» AIM OF THE TASK: Say how many lines include "name", with no words around the number.

» DATA TO PROCESS:
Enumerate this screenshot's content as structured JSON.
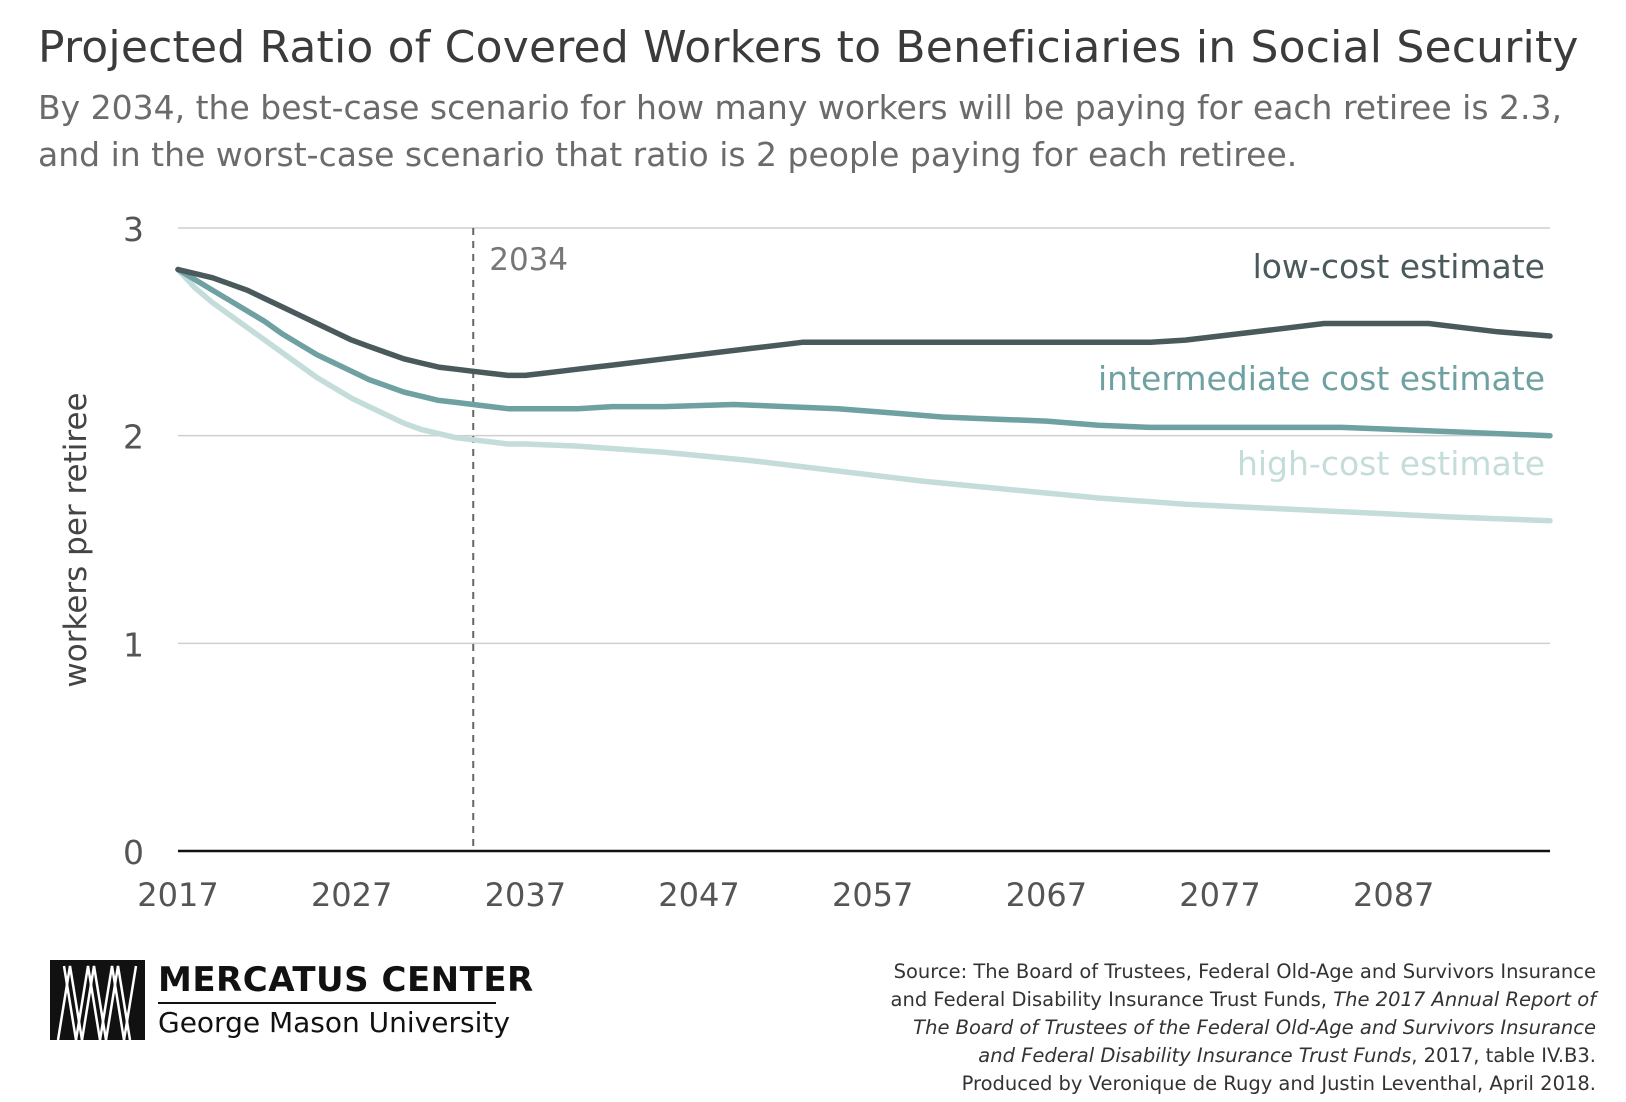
{
  "title": "Projected Ratio of Covered Workers to Beneficiaries in Social Security",
  "subtitle": "By 2034, the best-case scenario for how many workers will be paying for each retiree is 2.3, and in the worst-case scenario that ratio is 2 people paying for each retiree.",
  "chart_data": {
    "type": "line",
    "ylabel": "workers per retiree",
    "xlabel": "",
    "ylim": [
      0,
      3
    ],
    "xlim": [
      2017,
      2096
    ],
    "y_ticks": [
      "0",
      "1",
      "2",
      "3"
    ],
    "x_ticks": [
      "2017",
      "2027",
      "2037",
      "2047",
      "2057",
      "2067",
      "2077",
      "2087"
    ],
    "grid": "horizontal",
    "annotation": {
      "x": 2034,
      "label": "2034"
    },
    "series": [
      {
        "name": "low-cost estimate",
        "color": "#4a5a5c",
        "x": [
          2017,
          2018,
          2019,
          2020,
          2021,
          2022,
          2023,
          2024,
          2025,
          2026,
          2027,
          2028,
          2029,
          2030,
          2031,
          2032,
          2033,
          2034,
          2035,
          2036,
          2037,
          2038,
          2039,
          2040,
          2041,
          2042,
          2045,
          2050,
          2052,
          2053,
          2060,
          2070,
          2073,
          2075,
          2077,
          2080,
          2083,
          2086,
          2089,
          2091,
          2093,
          2096
        ],
        "y": [
          2.8,
          2.78,
          2.76,
          2.73,
          2.7,
          2.66,
          2.62,
          2.58,
          2.54,
          2.5,
          2.46,
          2.43,
          2.4,
          2.37,
          2.35,
          2.33,
          2.32,
          2.31,
          2.3,
          2.29,
          2.29,
          2.3,
          2.31,
          2.32,
          2.33,
          2.34,
          2.37,
          2.42,
          2.44,
          2.45,
          2.45,
          2.45,
          2.45,
          2.46,
          2.48,
          2.51,
          2.54,
          2.54,
          2.54,
          2.52,
          2.5,
          2.48
        ]
      },
      {
        "name": "intermediate cost estimate",
        "color": "#6fa0a2",
        "x": [
          2017,
          2018,
          2019,
          2020,
          2021,
          2022,
          2023,
          2024,
          2025,
          2026,
          2027,
          2028,
          2029,
          2030,
          2031,
          2032,
          2033,
          2034,
          2035,
          2036,
          2037,
          2040,
          2042,
          2045,
          2049,
          2052,
          2055,
          2058,
          2061,
          2064,
          2067,
          2070,
          2073,
          2076,
          2080,
          2084,
          2087,
          2090,
          2093,
          2096
        ],
        "y": [
          2.8,
          2.75,
          2.7,
          2.65,
          2.6,
          2.55,
          2.49,
          2.44,
          2.39,
          2.35,
          2.31,
          2.27,
          2.24,
          2.21,
          2.19,
          2.17,
          2.16,
          2.15,
          2.14,
          2.13,
          2.13,
          2.13,
          2.14,
          2.14,
          2.15,
          2.14,
          2.13,
          2.11,
          2.09,
          2.08,
          2.07,
          2.05,
          2.04,
          2.04,
          2.04,
          2.04,
          2.03,
          2.02,
          2.01,
          2.0
        ]
      },
      {
        "name": "high-cost estimate",
        "color": "#c4dcda",
        "x": [
          2017,
          2018,
          2019,
          2020,
          2021,
          2022,
          2023,
          2024,
          2025,
          2026,
          2027,
          2028,
          2029,
          2030,
          2031,
          2032,
          2033,
          2034,
          2035,
          2036,
          2037,
          2040,
          2045,
          2050,
          2055,
          2060,
          2065,
          2070,
          2075,
          2080,
          2085,
          2090,
          2093,
          2096
        ],
        "y": [
          2.8,
          2.71,
          2.64,
          2.58,
          2.52,
          2.46,
          2.4,
          2.34,
          2.28,
          2.23,
          2.18,
          2.14,
          2.1,
          2.06,
          2.03,
          2.01,
          1.99,
          1.98,
          1.97,
          1.96,
          1.96,
          1.95,
          1.92,
          1.88,
          1.83,
          1.78,
          1.74,
          1.7,
          1.67,
          1.65,
          1.63,
          1.61,
          1.6,
          1.59
        ]
      }
    ]
  },
  "logo": {
    "name": "MERCATUS CENTER",
    "sub": "George Mason University"
  },
  "source": {
    "line1": "Source: The Board of Trustees, Federal Old-Age and Survivors Insurance",
    "line2_plain": "and Federal Disability Insurance Trust Funds, ",
    "line2_italic": "The 2017 Annual Report of",
    "line3_italic": "The Board of Trustees of the Federal Old-Age and Survivors Insurance",
    "line4_italic": "and Federal Disability Insurance Trust Funds",
    "line4_plain": ", 2017, table IV.B3.",
    "line5": "Produced by Veronique de Rugy and Justin Leventhal, April 2018."
  }
}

» FINAL RESULT: 4